> **EXERCISE OBJECTIVE**: Where the string "Plusquamperfekt" occurs in the material below, report the whole line.

> **DATA SUPPLIED**:
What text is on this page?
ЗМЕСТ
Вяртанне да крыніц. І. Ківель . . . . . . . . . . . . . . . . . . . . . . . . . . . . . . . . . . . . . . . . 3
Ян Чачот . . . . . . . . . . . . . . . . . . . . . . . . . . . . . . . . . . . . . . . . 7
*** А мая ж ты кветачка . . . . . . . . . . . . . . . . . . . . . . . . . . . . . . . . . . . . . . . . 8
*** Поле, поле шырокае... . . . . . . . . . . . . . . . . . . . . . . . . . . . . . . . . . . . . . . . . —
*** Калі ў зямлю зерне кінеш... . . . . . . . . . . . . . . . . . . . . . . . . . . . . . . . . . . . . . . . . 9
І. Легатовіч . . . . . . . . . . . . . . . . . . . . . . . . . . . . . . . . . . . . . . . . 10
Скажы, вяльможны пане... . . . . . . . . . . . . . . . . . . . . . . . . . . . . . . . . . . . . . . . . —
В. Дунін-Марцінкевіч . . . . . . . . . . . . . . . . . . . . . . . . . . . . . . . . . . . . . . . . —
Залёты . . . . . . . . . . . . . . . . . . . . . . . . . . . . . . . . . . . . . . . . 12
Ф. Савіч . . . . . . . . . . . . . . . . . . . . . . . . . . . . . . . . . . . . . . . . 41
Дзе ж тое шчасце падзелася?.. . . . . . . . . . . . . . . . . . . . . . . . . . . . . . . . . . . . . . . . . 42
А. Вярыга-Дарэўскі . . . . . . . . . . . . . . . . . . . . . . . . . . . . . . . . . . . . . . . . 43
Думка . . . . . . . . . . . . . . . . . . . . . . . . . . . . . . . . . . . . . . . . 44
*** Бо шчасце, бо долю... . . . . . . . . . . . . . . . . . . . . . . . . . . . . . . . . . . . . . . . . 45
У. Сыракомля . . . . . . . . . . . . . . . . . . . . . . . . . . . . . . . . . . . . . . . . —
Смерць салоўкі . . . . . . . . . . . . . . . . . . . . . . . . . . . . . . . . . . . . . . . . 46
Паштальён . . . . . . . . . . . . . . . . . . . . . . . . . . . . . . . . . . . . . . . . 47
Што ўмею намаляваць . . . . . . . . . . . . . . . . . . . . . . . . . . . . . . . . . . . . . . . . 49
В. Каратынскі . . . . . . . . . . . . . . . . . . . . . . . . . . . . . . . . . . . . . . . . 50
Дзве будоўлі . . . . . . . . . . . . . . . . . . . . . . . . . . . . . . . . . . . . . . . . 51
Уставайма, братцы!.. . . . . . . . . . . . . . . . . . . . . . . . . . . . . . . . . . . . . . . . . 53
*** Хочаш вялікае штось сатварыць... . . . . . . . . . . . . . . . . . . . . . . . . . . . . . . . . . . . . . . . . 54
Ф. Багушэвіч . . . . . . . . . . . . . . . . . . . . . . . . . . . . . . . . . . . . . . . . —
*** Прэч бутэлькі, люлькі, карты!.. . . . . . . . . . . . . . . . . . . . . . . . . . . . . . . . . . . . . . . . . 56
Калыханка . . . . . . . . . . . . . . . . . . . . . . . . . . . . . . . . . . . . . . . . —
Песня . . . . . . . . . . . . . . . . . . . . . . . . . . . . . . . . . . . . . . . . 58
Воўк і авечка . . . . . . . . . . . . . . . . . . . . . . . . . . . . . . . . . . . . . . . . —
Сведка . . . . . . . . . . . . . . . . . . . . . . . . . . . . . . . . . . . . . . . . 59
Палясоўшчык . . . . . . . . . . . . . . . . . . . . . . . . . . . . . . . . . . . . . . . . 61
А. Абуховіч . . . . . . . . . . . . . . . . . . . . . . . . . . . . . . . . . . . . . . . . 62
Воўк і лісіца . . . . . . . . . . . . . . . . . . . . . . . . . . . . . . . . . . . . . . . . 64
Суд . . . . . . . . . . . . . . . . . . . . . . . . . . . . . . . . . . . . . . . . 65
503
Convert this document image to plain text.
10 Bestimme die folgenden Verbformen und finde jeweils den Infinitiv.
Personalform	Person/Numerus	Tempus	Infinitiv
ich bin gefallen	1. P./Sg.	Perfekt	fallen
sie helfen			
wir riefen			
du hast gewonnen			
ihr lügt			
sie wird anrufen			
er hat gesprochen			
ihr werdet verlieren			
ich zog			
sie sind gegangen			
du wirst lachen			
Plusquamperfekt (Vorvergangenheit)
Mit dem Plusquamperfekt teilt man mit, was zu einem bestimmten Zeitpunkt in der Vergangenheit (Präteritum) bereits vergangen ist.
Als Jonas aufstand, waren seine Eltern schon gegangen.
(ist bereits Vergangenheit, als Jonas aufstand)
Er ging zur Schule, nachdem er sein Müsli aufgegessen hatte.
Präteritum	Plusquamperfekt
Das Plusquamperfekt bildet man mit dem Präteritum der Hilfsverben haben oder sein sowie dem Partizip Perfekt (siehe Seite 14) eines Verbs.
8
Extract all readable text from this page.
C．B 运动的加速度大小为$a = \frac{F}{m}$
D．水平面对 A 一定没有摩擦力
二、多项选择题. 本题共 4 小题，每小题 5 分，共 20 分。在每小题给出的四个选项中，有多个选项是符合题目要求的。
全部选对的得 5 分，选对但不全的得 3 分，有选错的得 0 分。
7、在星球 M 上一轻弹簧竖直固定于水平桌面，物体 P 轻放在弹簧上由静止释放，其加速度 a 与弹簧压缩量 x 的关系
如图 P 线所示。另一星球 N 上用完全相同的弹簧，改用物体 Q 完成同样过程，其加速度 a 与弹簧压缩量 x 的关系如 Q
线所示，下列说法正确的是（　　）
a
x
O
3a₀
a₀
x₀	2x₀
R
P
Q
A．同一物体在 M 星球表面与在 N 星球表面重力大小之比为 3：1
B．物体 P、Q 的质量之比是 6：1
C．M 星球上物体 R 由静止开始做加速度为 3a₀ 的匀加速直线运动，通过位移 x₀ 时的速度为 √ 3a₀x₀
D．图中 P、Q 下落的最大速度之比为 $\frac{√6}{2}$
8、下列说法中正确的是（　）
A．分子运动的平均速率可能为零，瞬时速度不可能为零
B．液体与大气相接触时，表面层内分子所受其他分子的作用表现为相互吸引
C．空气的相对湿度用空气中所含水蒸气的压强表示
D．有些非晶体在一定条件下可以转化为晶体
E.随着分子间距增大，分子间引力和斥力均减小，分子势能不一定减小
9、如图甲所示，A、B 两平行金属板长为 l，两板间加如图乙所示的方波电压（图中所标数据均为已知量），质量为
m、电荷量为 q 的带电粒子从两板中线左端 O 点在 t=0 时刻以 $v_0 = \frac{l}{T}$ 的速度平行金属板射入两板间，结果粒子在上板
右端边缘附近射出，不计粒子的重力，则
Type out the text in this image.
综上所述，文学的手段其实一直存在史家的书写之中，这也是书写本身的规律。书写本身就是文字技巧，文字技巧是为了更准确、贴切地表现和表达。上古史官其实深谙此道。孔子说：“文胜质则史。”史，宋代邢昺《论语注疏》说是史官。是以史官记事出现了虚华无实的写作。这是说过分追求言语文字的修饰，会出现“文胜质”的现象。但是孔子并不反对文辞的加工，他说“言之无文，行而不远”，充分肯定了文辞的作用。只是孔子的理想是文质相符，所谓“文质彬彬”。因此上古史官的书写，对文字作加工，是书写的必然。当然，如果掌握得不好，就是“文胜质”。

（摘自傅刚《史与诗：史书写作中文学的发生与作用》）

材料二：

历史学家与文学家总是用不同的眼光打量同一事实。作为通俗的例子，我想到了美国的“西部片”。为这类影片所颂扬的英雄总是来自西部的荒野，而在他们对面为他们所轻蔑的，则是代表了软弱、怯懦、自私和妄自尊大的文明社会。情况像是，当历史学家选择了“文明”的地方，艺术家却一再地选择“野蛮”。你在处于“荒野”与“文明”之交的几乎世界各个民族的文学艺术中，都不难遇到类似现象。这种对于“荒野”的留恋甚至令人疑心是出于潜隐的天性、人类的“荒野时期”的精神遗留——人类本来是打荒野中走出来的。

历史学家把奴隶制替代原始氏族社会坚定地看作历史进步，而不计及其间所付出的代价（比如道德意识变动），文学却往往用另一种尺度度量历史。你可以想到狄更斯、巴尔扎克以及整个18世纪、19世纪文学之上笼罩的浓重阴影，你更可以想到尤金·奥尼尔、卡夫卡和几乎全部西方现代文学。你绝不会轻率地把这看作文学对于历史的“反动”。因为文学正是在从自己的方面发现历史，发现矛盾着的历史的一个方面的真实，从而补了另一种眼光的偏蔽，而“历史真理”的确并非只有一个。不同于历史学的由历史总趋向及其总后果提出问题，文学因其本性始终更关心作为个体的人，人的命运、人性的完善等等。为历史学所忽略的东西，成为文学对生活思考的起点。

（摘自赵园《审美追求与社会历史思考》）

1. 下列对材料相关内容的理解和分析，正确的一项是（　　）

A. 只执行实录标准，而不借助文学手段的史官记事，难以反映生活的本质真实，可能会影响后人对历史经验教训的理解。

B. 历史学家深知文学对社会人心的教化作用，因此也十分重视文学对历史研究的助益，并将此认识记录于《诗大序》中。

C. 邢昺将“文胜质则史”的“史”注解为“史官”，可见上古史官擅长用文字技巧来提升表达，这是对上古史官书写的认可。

> **EXERCISE SOLUTION**:
Plusquamperfekt (Vorvergangenheit)
Mit dem Plusquamperfekt teilt man mit, was zu einem bestimmten Zeitpunkt in der Vergangenheit (Präteritum) bereits vergangen ist.
Präteritum	Plusquamperfekt
Das Plusquamperfekt bildet man mit dem Präteritum der Hilfsverben haben oder sein sowie dem Partizip Perfekt (siehe Seite 14) eines Verbs.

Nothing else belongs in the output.